**Exercise objective**
Give back exactly the lines from the "Convert this document image to plain text." line to the final line of the records, and only those, minus any pictures.

[Items from a data source]
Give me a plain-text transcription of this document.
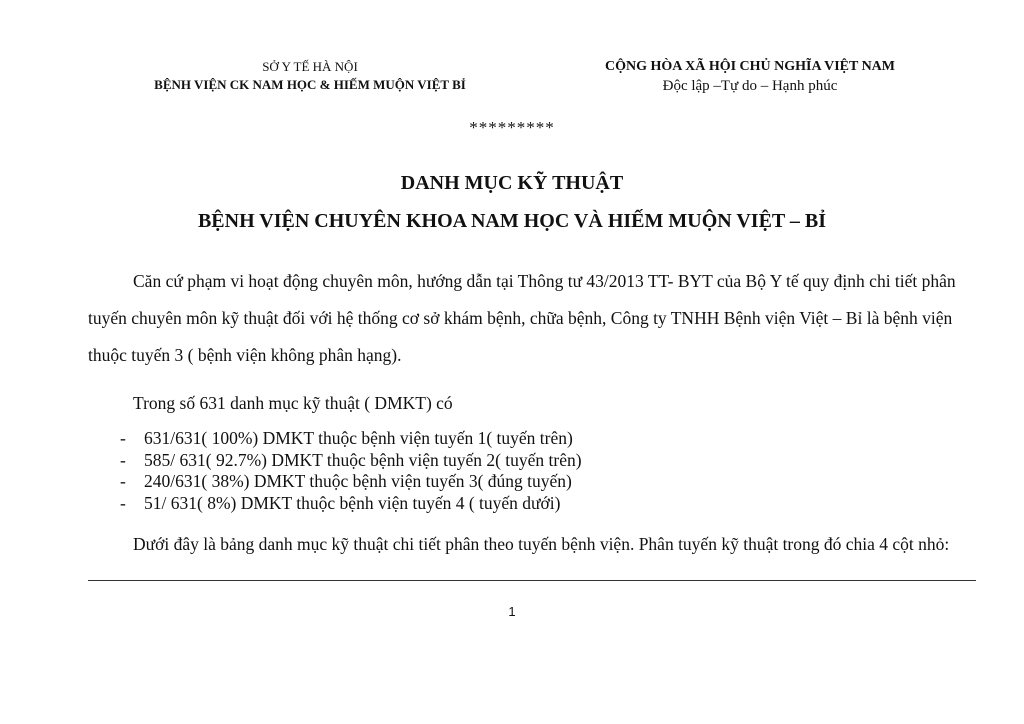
SỞ Y TẾ HÀ NỘI
BỆNH VIỆN CK NAM HỌC & HIẾM MUỘN VIỆT BỈ
CỘNG HÒA XÃ HỘI CHỦ NGHĨA VIỆT NAM
Độc lập –Tự do – Hạnh phúc
*********
DANH MỤC KỸ THUẬT
BỆNH VIỆN CHUYÊN KHOA NAM HỌC VÀ HIẾM MUỘN VIỆT – BỈ
Căn cứ phạm vi hoạt động chuyên môn, hướng dẫn tại Thông tư 43/2013 TT- BYT của Bộ Y tế quy định chi tiết phân tuyến chuyên môn kỹ thuật đối với hệ thống cơ sở khám bệnh, chữa bệnh, Công ty TNHH Bệnh viện Việt – Bỉ là bệnh viện thuộc tuyến 3 ( bệnh viện không phân hạng).
Trong số 631 danh mục kỹ thuật ( DMKT) có
-	631/631( 100%) DMKT thuộc bệnh viện tuyến 1( tuyến trên)
-	585/ 631( 92.7%) DMKT thuộc bệnh viện tuyến 2( tuyến trên)
-	240/631( 38%) DMKT thuộc bệnh viện tuyến 3( đúng tuyến)
-	51/ 631( 8%) DMKT thuộc bệnh viện tuyến 4 ( tuyến dưới)
Dưới đây là bảng danh mục kỹ thuật chi tiết phân theo tuyến bệnh viện. Phân tuyến kỹ thuật trong đó chia 4 cột nhỏ:
1
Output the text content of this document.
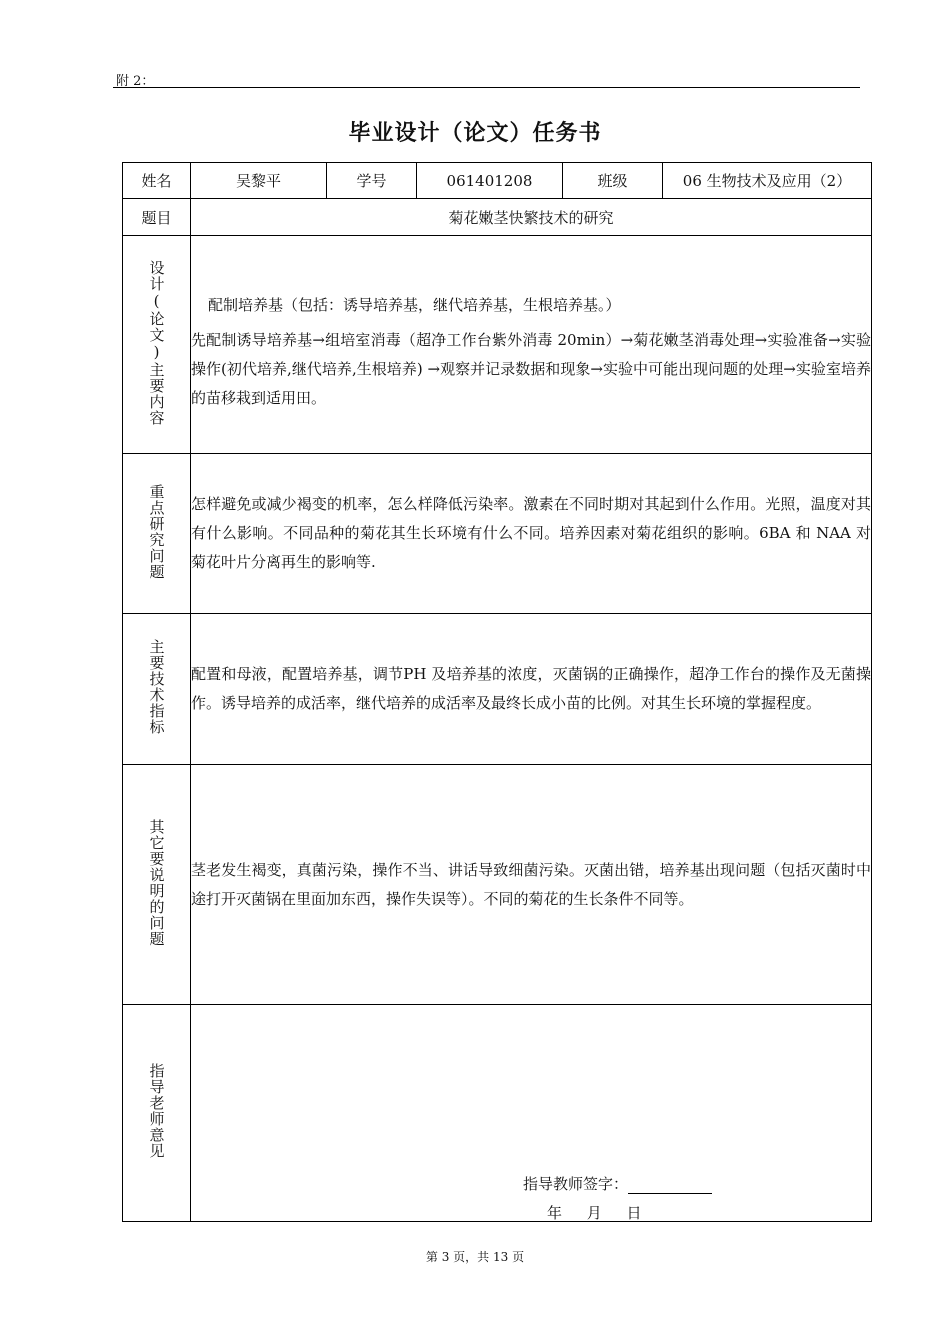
附 2：
毕业设计（论文）任务书
姓名	吴黎平	学号	061401208	班级	06 生物技术及应用（2）
题目	菊花嫩茎快繁技术的研究				
设计(论文)主要内容	配制培养基（包括：诱导培养基，继代培养基，生根培养基。）

先配制诱导培养基→组培室消毒（超净工作台紫外消毒 20min）→菊花嫩茎消毒处理→实验准备→实验操作(初代培养,继代培养,生根培养) →观察并记录数据和现象→实验中可能出现问题的处理→实验室培养的苗移栽到适用田。				

重点研究问题	怎样避免或减少褐变的机率，怎么样降低污染率。激素在不同时期对其起到什么作用。光照，温度对其有什么影响。不同品种的菊花其生长环境有什么不同。培养因素对菊花组织的影响。6BA 和 NAA 对菊花叶片分离再生的影响等.				

主要技术指标	配置和母液，配置培养基，调节PH 及培养基的浓度，灭菌锅的正确操作，超净工作台的操作及无菌操作。诱导培养的成活率，继代培养的成活率及最终长成小苗的比例。对其生长环境的掌握程度。				

其它要说明的问题	茎老发生褐变，真菌污染，操作不当、讲话导致细菌污染。灭菌出错，培养基出现问题（包括灭菌时中途打开灭菌锅在里面加东西，操作失误等）。不同的菊花的生长条件不同等。				

指导老师意见	指导教师签字：
年 月 日				
第 3 页，共 13 页
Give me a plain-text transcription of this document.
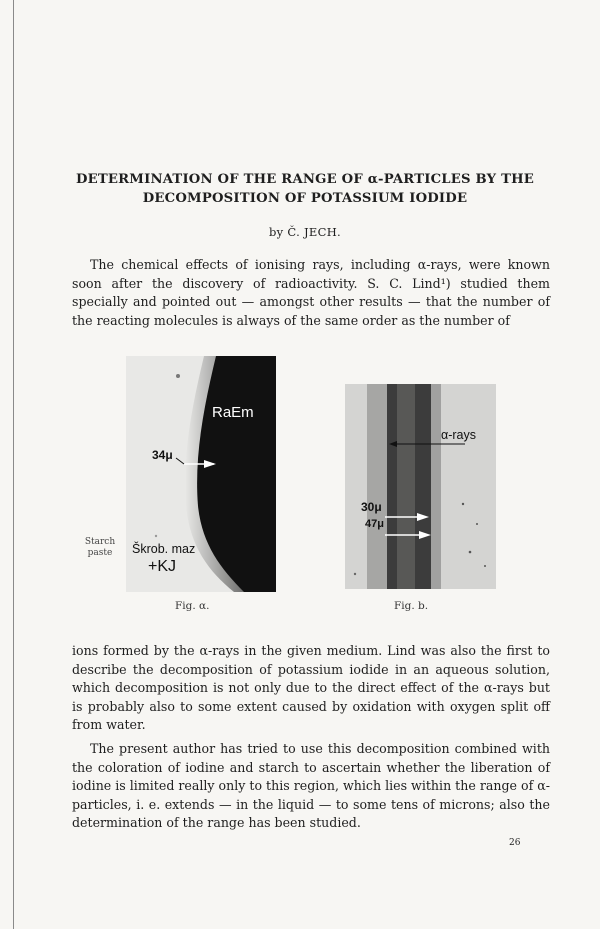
DETERMINATION OF THE RANGE OF α-PARTICLES BY THE
DECOMPOSITION OF POTASSIUM IODIDE
by Č. JECH.

The chemical effects of ionising rays, including α-rays, were known soon after the discovery of radioactivity. S. C. Lind¹) studied them specially and pointed out — amongst other results — that the number of the reacting molecules is always of the same order as the number of

RaEm
34μ
Škrob. maz
+KJ
Starch paste
α-rays
30μ
47μ
Fig. α.	Fig. b.

ions formed by the α-rays in the given medium. Lind was also the first to describe the decomposition of potassium iodide in an aqueous solution, which decomposition is not only due to the direct effect of the α-rays but is probably also to some extent caused by oxidation with oxygen split off from water.

The present author has tried to use this decomposition combined with the coloration of iodine and starch to ascertain whether the liberation of iodine is limited really only to this region, which lies within the range of α-particles, i. e. extends — in the liquid — to some tens of microns; also the determination of the range has been studied.

26
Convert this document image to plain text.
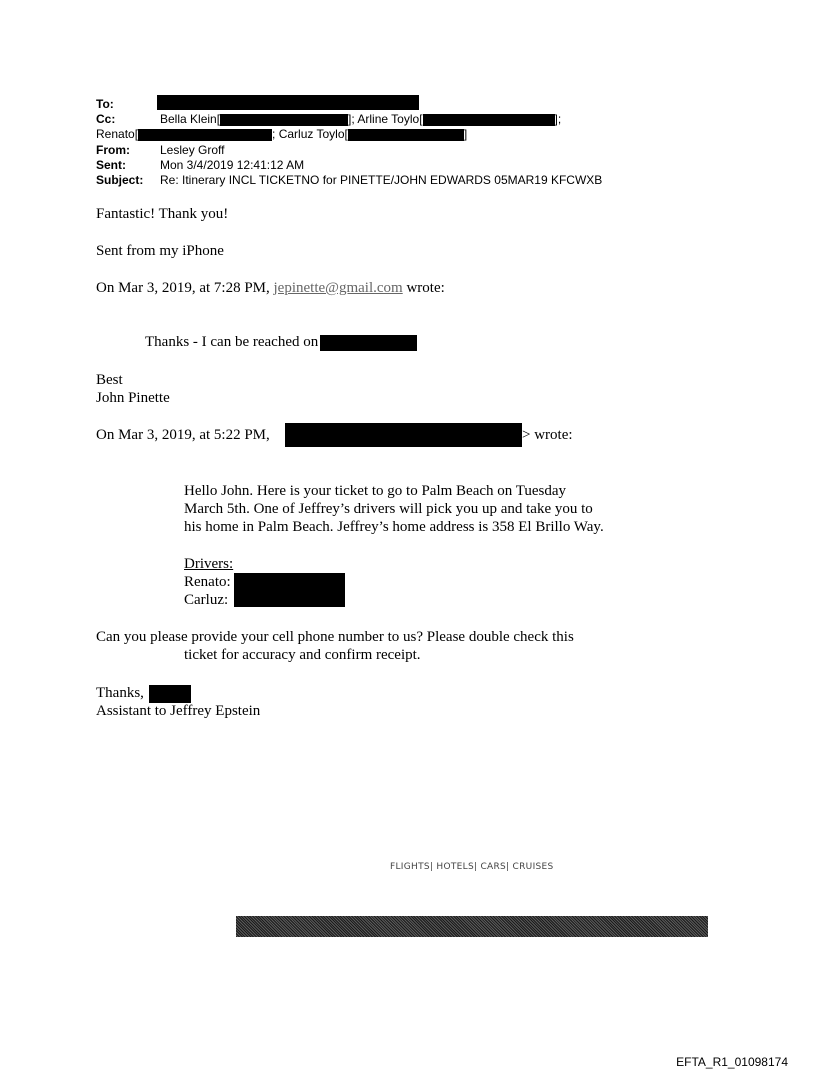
To:
Cc:	Bella Klein[	]; Arline Toylo[	];
Renato[	; Carluz Toylo[	]
From:	Lesley Groff
Sent:	Mon 3/4/2019 12:41:12 AM
Subject: Re: Itinerary INCL TICKETNO for PINETTE/JOHN EDWARDS 05MAR19 KFCWXB
Fantastic! Thank you!
Sent from my iPhone
On Mar 3, 2019, at 7:28 PM, jepinette@gmail.com wrote:
Thanks - I can be reached on
Best
John Pinette
On Mar 3, 2019, at 5:22 PM,	> wrote:
Hello John. Here is your ticket to go to Palm Beach on Tuesday
March 5th. One of Jeffrey’s drivers will pick you up and take you to
his home in Palm Beach. Jeffrey’s home address is 358 El Brillo Way.
Drivers:
Renato:
Carluz:
Can you please provide your cell phone number to us? Please double check this
ticket for accuracy and confirm receipt.
Thanks,
Assistant to Jeffrey Epstein
FLIGHTS| HOTELS| CARS| CRUISES
EFTA_R1_01098174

**Reply**
Convert this document image to plain text.
To:
Cc:	Bella Klein[	]; Arline Toylo[	];
Renato[	; Carluz Toylo[	]
From:	Lesley Groff
Sent:	Mon 3/4/2019 12:41:12 AM
Subject: Re: Itinerary INCL TICKETNO for PINETTE/JOHN EDWARDS 05MAR19 KFCWXB
Fantastic! Thank you!
Sent from my iPhone
On Mar 3, 2019, at 7:28 PM, jepinette@gmail.com wrote:
Thanks - I can be reached on
Best
John Pinette
On Mar 3, 2019, at 5:22 PM,	> wrote:
Hello John. Here is your ticket to go to Palm Beach on Tuesday
March 5th. One of Jeffrey’s drivers will pick you up and take you to
his home in Palm Beach. Jeffrey’s home address is 358 El Brillo Way.
Drivers:
Renato:
Carluz:
Can you please provide your cell phone number to us? Please double check this
ticket for accuracy and confirm receipt.
Thanks,
Assistant to Jeffrey Epstein
FLIGHTS| HOTELS| CARS| CRUISES
EFTA_R1_01098174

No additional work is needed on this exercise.